Begin Stored rows
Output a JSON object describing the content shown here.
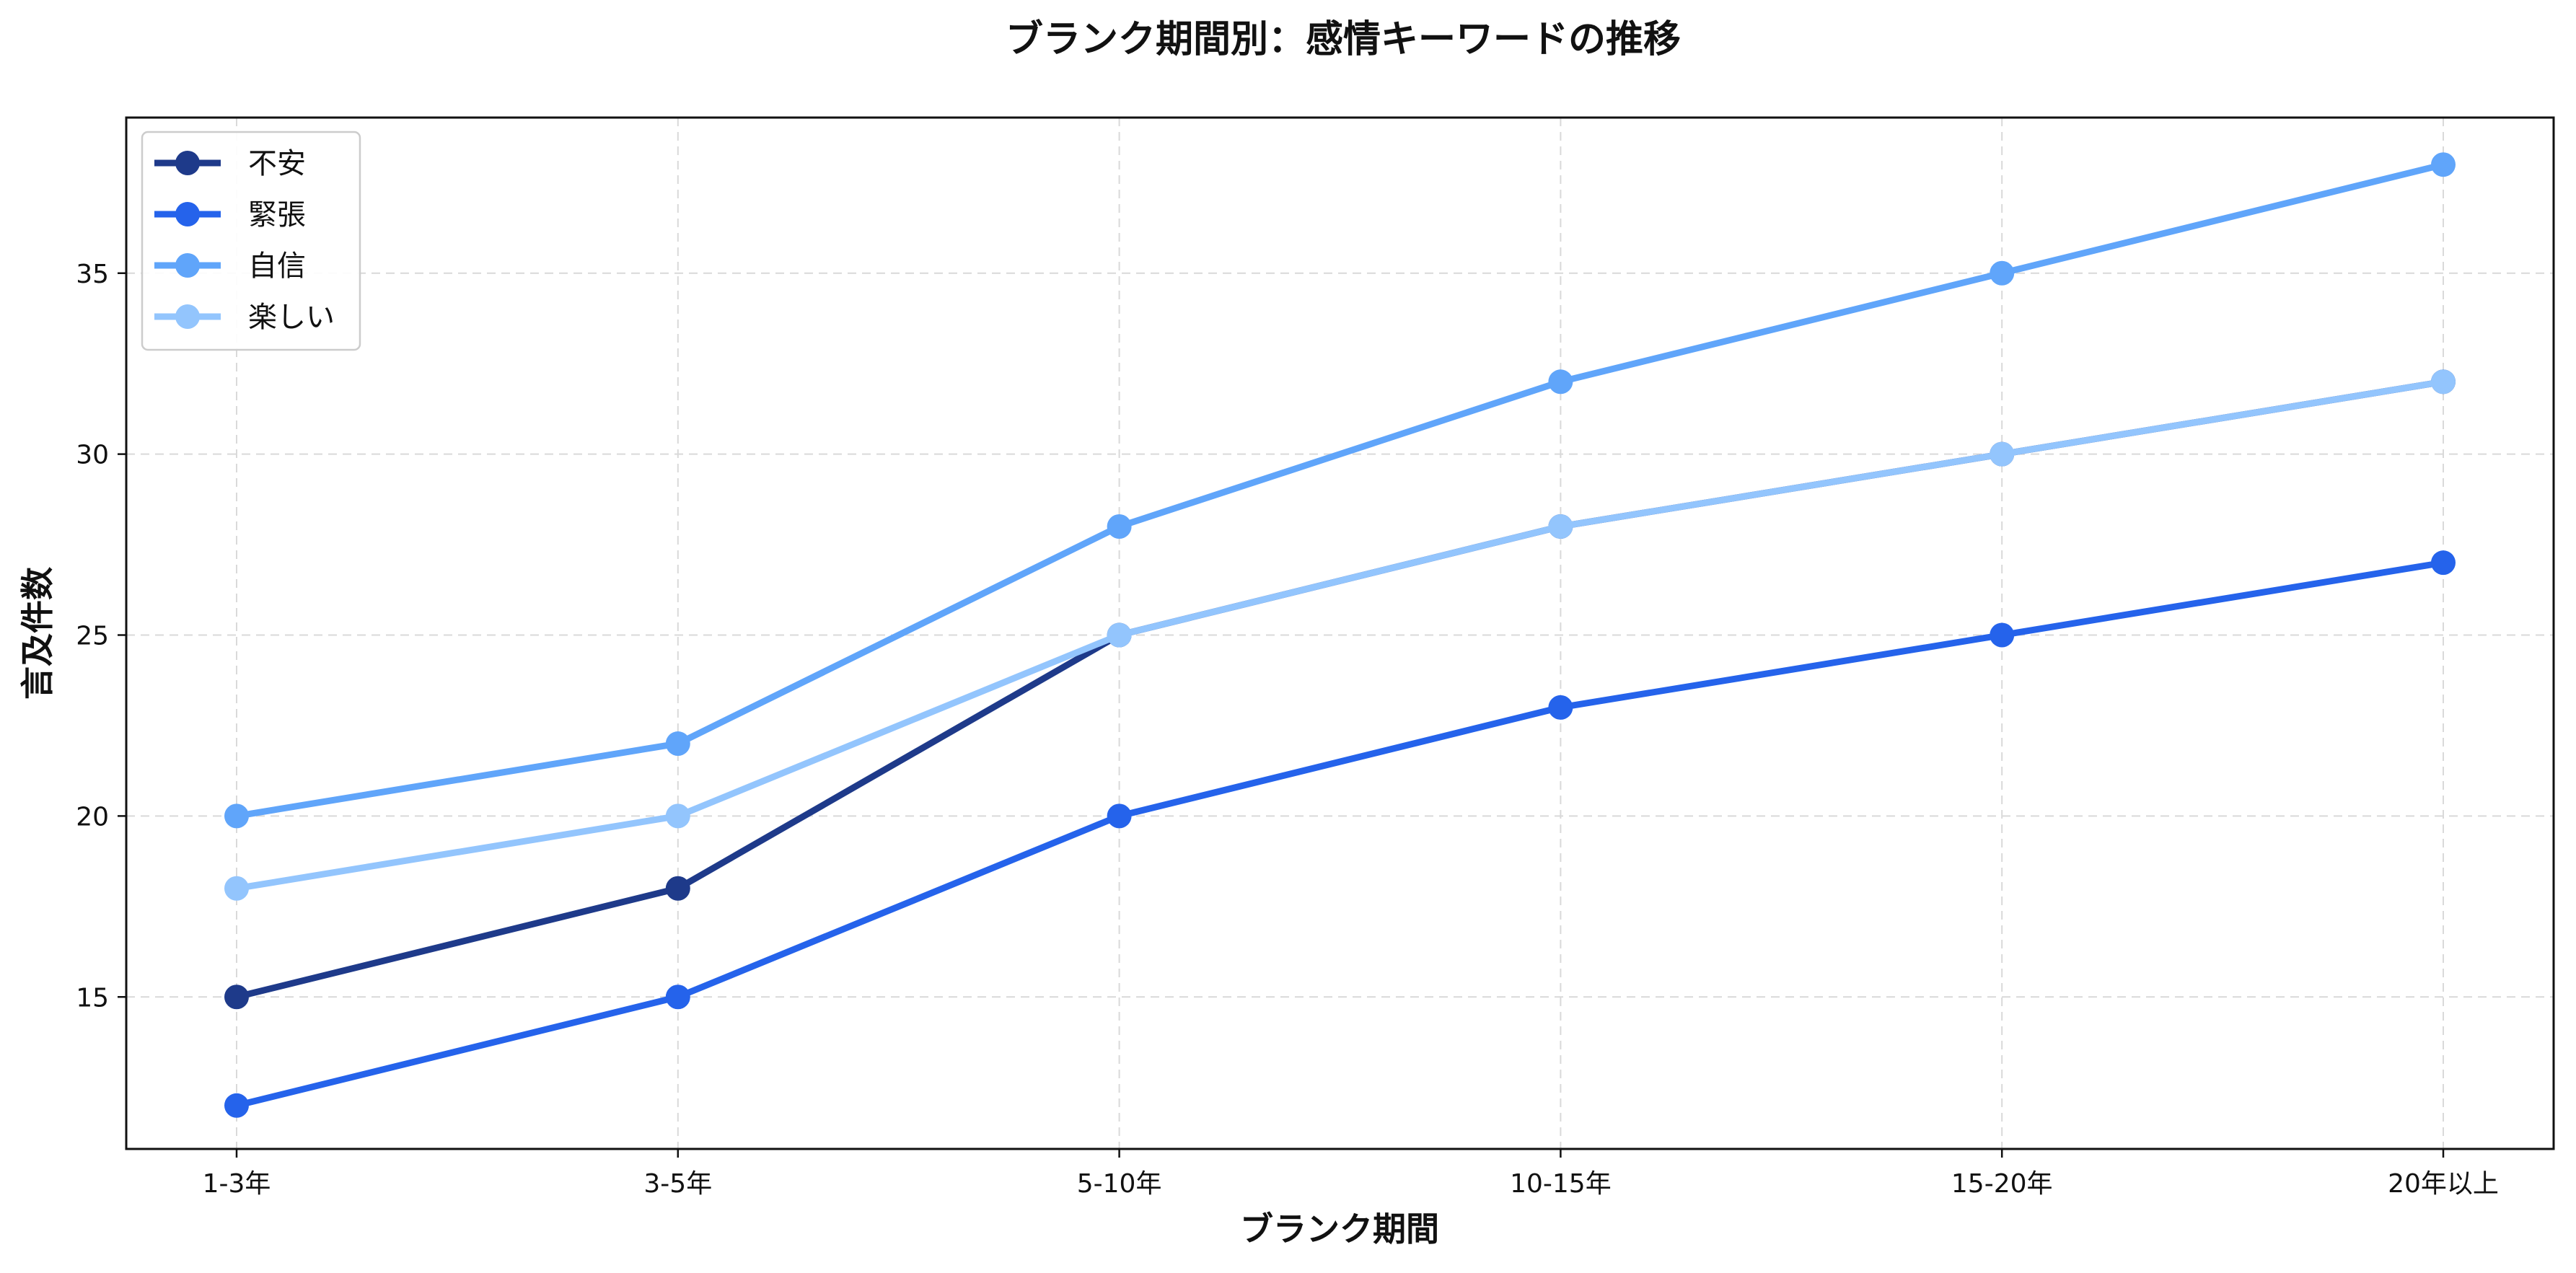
{
  "chart_data": {
    "type": "line",
    "title": "ブランク期間別：感情キーワードの推移",
    "xlabel": "ブランク期間",
    "ylabel": "言及件数",
    "categories": [
      "1-3年",
      "3-5年",
      "5-10年",
      "10-15年",
      "15-20年",
      "20年以上"
    ],
    "ylim": [
      10.8,
      39.3
    ],
    "yticks": [
      15,
      20,
      25,
      30,
      35
    ],
    "grid": true,
    "legend_position": "top-left",
    "series": [
      {
        "name": "不安",
        "color": "#1e3a8a",
        "values": [
          15,
          18,
          25,
          28,
          30,
          32
        ]
      },
      {
        "name": "緊張",
        "color": "#2563eb",
        "values": [
          12,
          15,
          20,
          23,
          25,
          27
        ]
      },
      {
        "name": "自信",
        "color": "#60a5fa",
        "values": [
          20,
          22,
          28,
          32,
          35,
          38
        ]
      },
      {
        "name": "楽しい",
        "color": "#93c5fd",
        "values": [
          18,
          20,
          25,
          28,
          30,
          32
        ]
      }
    ]
  }
}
End Stored rows
» To be done
Without the pictures, print the whole listing exactly as given.

» Result of the task
Output a JSON object describing the content shown here.
{
  "chart_data": {
    "type": "line",
    "title": "ブランク期間別：感情キーワードの推移",
    "xlabel": "ブランク期間",
    "ylabel": "言及件数",
    "categories": [
      "1-3年",
      "3-5年",
      "5-10年",
      "10-15年",
      "15-20年",
      "20年以上"
    ],
    "ylim": [
      10.8,
      39.3
    ],
    "yticks": [
      15,
      20,
      25,
      30,
      35
    ],
    "grid": true,
    "legend_position": "top-left",
    "series": [
      {
        "name": "不安",
        "color": "#1e3a8a",
        "values": [
          15,
          18,
          25,
          28,
          30,
          32
        ]
      },
      {
        "name": "緊張",
        "color": "#2563eb",
        "values": [
          12,
          15,
          20,
          23,
          25,
          27
        ]
      },
      {
        "name": "自信",
        "color": "#60a5fa",
        "values": [
          20,
          22,
          28,
          32,
          35,
          38
        ]
      },
      {
        "name": "楽しい",
        "color": "#93c5fd",
        "values": [
          18,
          20,
          25,
          28,
          30,
          32
        ]
      }
    ]
  }
}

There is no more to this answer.